* Task description:
Copy out every line exactly as given.
-=-=-=-=-
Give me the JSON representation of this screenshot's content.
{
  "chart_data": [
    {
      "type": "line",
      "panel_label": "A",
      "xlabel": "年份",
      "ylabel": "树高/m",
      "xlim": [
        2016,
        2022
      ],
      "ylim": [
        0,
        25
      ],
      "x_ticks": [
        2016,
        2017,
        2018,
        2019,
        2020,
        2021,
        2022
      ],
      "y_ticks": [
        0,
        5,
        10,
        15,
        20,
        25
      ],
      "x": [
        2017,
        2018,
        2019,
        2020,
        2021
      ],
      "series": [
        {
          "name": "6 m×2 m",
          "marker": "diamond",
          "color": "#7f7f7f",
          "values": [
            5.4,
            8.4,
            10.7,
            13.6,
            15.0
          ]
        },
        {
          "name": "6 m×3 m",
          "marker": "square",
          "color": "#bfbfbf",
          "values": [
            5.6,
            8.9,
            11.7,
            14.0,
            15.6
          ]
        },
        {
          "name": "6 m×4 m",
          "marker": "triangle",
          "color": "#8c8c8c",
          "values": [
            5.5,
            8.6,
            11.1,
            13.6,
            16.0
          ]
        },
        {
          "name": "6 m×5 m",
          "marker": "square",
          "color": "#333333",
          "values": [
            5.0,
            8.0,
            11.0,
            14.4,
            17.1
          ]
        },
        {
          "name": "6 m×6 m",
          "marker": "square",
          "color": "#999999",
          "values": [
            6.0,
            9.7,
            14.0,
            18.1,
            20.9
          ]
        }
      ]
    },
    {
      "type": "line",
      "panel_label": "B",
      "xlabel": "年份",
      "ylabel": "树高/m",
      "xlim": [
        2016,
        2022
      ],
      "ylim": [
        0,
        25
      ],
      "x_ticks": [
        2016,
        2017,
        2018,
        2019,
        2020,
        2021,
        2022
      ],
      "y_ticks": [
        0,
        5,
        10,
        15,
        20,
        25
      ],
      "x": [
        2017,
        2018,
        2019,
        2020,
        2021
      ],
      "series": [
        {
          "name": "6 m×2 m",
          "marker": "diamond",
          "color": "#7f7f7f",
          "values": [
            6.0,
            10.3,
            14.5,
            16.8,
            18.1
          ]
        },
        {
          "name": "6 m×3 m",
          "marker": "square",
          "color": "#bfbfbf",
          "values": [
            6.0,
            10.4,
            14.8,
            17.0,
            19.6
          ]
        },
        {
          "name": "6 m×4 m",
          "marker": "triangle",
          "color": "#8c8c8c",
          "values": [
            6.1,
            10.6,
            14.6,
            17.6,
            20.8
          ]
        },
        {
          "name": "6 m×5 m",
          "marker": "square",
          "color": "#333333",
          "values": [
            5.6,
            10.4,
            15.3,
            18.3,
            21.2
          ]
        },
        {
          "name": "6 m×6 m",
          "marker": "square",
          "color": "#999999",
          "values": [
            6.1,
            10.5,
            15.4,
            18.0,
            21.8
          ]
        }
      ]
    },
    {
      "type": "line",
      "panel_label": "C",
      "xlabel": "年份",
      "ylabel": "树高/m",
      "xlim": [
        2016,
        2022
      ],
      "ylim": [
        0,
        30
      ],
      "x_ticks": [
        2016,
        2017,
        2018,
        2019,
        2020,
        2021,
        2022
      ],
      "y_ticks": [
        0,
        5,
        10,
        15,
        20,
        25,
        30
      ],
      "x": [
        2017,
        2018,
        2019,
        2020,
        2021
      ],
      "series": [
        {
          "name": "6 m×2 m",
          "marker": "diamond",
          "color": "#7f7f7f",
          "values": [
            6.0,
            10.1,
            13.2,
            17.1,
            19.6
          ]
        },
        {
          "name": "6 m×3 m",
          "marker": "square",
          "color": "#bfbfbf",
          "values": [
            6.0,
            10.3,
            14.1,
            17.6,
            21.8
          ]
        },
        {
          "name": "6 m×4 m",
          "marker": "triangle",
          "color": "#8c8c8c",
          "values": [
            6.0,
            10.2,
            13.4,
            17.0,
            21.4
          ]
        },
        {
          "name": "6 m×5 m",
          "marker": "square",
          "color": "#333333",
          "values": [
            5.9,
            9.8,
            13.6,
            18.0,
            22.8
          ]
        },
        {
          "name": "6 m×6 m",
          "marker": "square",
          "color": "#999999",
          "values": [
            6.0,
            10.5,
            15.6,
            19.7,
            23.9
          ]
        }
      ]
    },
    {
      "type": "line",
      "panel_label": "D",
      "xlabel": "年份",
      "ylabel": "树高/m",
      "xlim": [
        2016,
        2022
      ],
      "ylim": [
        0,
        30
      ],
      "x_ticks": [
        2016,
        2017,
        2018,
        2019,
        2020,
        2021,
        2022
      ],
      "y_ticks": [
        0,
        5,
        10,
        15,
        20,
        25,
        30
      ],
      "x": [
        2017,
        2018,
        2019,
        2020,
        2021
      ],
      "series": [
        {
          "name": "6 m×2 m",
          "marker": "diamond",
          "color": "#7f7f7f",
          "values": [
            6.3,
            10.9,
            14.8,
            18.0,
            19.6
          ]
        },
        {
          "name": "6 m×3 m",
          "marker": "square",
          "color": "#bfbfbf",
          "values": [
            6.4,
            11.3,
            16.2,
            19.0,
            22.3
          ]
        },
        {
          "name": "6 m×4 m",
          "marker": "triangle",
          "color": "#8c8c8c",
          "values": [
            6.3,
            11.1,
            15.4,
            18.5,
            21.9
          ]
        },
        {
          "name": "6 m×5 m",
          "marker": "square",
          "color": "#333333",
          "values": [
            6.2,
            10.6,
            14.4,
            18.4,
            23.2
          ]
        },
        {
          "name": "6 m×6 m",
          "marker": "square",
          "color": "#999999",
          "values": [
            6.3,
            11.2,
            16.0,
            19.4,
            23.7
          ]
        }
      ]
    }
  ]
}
-=-=-=-=-
* Right answer:
Give me the JSON representation of this screenshot's content.
{
  "chart_data": [
    {
      "type": "line",
      "panel_label": "A",
      "xlabel": "年份",
      "ylabel": "树高/m",
      "xlim": [
        2016,
        2022
      ],
      "ylim": [
        0,
        25
      ],
      "x_ticks": [
        2016,
        2017,
        2018,
        2019,
        2020,
        2021,
        2022
      ],
      "y_ticks": [
        0,
        5,
        10,
        15,
        20,
        25
      ],
      "x": [
        2017,
        2018,
        2019,
        2020,
        2021
      ],
      "series": [
        {
          "name": "6 m×2 m",
          "marker": "diamond",
          "color": "#7f7f7f",
          "values": [
            5.4,
            8.4,
            10.7,
            13.6,
            15.0
          ]
        },
        {
          "name": "6 m×3 m",
          "marker": "square",
          "color": "#bfbfbf",
          "values": [
            5.6,
            8.9,
            11.7,
            14.0,
            15.6
          ]
        },
        {
          "name": "6 m×4 m",
          "marker": "triangle",
          "color": "#8c8c8c",
          "values": [
            5.5,
            8.6,
            11.1,
            13.6,
            16.0
          ]
        },
        {
          "name": "6 m×5 m",
          "marker": "square",
          "color": "#333333",
          "values": [
            5.0,
            8.0,
            11.0,
            14.4,
            17.1
          ]
        },
        {
          "name": "6 m×6 m",
          "marker": "square",
          "color": "#999999",
          "values": [
            6.0,
            9.7,
            14.0,
            18.1,
            20.9
          ]
        }
      ]
    },
    {
      "type": "line",
      "panel_label": "B",
      "xlabel": "年份",
      "ylabel": "树高/m",
      "xlim": [
        2016,
        2022
      ],
      "ylim": [
        0,
        25
      ],
      "x_ticks": [
        2016,
        2017,
        2018,
        2019,
        2020,
        2021,
        2022
      ],
      "y_ticks": [
        0,
        5,
        10,
        15,
        20,
        25
      ],
      "x": [
        2017,
        2018,
        2019,
        2020,
        2021
      ],
      "series": [
        {
          "name": "6 m×2 m",
          "marker": "diamond",
          "color": "#7f7f7f",
          "values": [
            6.0,
            10.3,
            14.5,
            16.8,
            18.1
          ]
        },
        {
          "name": "6 m×3 m",
          "marker": "square",
          "color": "#bfbfbf",
          "values": [
            6.0,
            10.4,
            14.8,
            17.0,
            19.6
          ]
        },
        {
          "name": "6 m×4 m",
          "marker": "triangle",
          "color": "#8c8c8c",
          "values": [
            6.1,
            10.6,
            14.6,
            17.6,
            20.8
          ]
        },
        {
          "name": "6 m×5 m",
          "marker": "square",
          "color": "#333333",
          "values": [
            5.6,
            10.4,
            15.3,
            18.3,
            21.2
          ]
        },
        {
          "name": "6 m×6 m",
          "marker": "square",
          "color": "#999999",
          "values": [
            6.1,
            10.5,
            15.4,
            18.0,
            21.8
          ]
        }
      ]
    },
    {
      "type": "line",
      "panel_label": "C",
      "xlabel": "年份",
      "ylabel": "树高/m",
      "xlim": [
        2016,
        2022
      ],
      "ylim": [
        0,
        30
      ],
      "x_ticks": [
        2016,
        2017,
        2018,
        2019,
        2020,
        2021,
        2022
      ],
      "y_ticks": [
        0,
        5,
        10,
        15,
        20,
        25,
        30
      ],
      "x": [
        2017,
        2018,
        2019,
        2020,
        2021
      ],
      "series": [
        {
          "name": "6 m×2 m",
          "marker": "diamond",
          "color": "#7f7f7f",
          "values": [
            6.0,
            10.1,
            13.2,
            17.1,
            19.6
          ]
        },
        {
          "name": "6 m×3 m",
          "marker": "square",
          "color": "#bfbfbf",
          "values": [
            6.0,
            10.3,
            14.1,
            17.6,
            21.8
          ]
        },
        {
          "name": "6 m×4 m",
          "marker": "triangle",
          "color": "#8c8c8c",
          "values": [
            6.0,
            10.2,
            13.4,
            17.0,
            21.4
          ]
        },
        {
          "name": "6 m×5 m",
          "marker": "square",
          "color": "#333333",
          "values": [
            5.9,
            9.8,
            13.6,
            18.0,
            22.8
          ]
        },
        {
          "name": "6 m×6 m",
          "marker": "square",
          "color": "#999999",
          "values": [
            6.0,
            10.5,
            15.6,
            19.7,
            23.9
          ]
        }
      ]
    },
    {
      "type": "line",
      "panel_label": "D",
      "xlabel": "年份",
      "ylabel": "树高/m",
      "xlim": [
        2016,
        2022
      ],
      "ylim": [
        0,
        30
      ],
      "x_ticks": [
        2016,
        2017,
        2018,
        2019,
        2020,
        2021,
        2022
      ],
      "y_ticks": [
        0,
        5,
        10,
        15,
        20,
        25,
        30
      ],
      "x": [
        2017,
        2018,
        2019,
        2020,
        2021
      ],
      "series": [
        {
          "name": "6 m×2 m",
          "marker": "diamond",
          "color": "#7f7f7f",
          "values": [
            6.3,
            10.9,
            14.8,
            18.0,
            19.6
          ]
        },
        {
          "name": "6 m×3 m",
          "marker": "square",
          "color": "#bfbfbf",
          "values": [
            6.4,
            11.3,
            16.2,
            19.0,
            22.3
          ]
        },
        {
          "name": "6 m×4 m",
          "marker": "triangle",
          "color": "#8c8c8c",
          "values": [
            6.3,
            11.1,
            15.4,
            18.5,
            21.9
          ]
        },
        {
          "name": "6 m×5 m",
          "marker": "square",
          "color": "#333333",
          "values": [
            6.2,
            10.6,
            14.4,
            18.4,
            23.2
          ]
        },
        {
          "name": "6 m×6 m",
          "marker": "square",
          "color": "#999999",
          "values": [
            6.3,
            11.2,
            16.0,
            19.4,
            23.7
          ]
        }
      ]
    }
  ]
}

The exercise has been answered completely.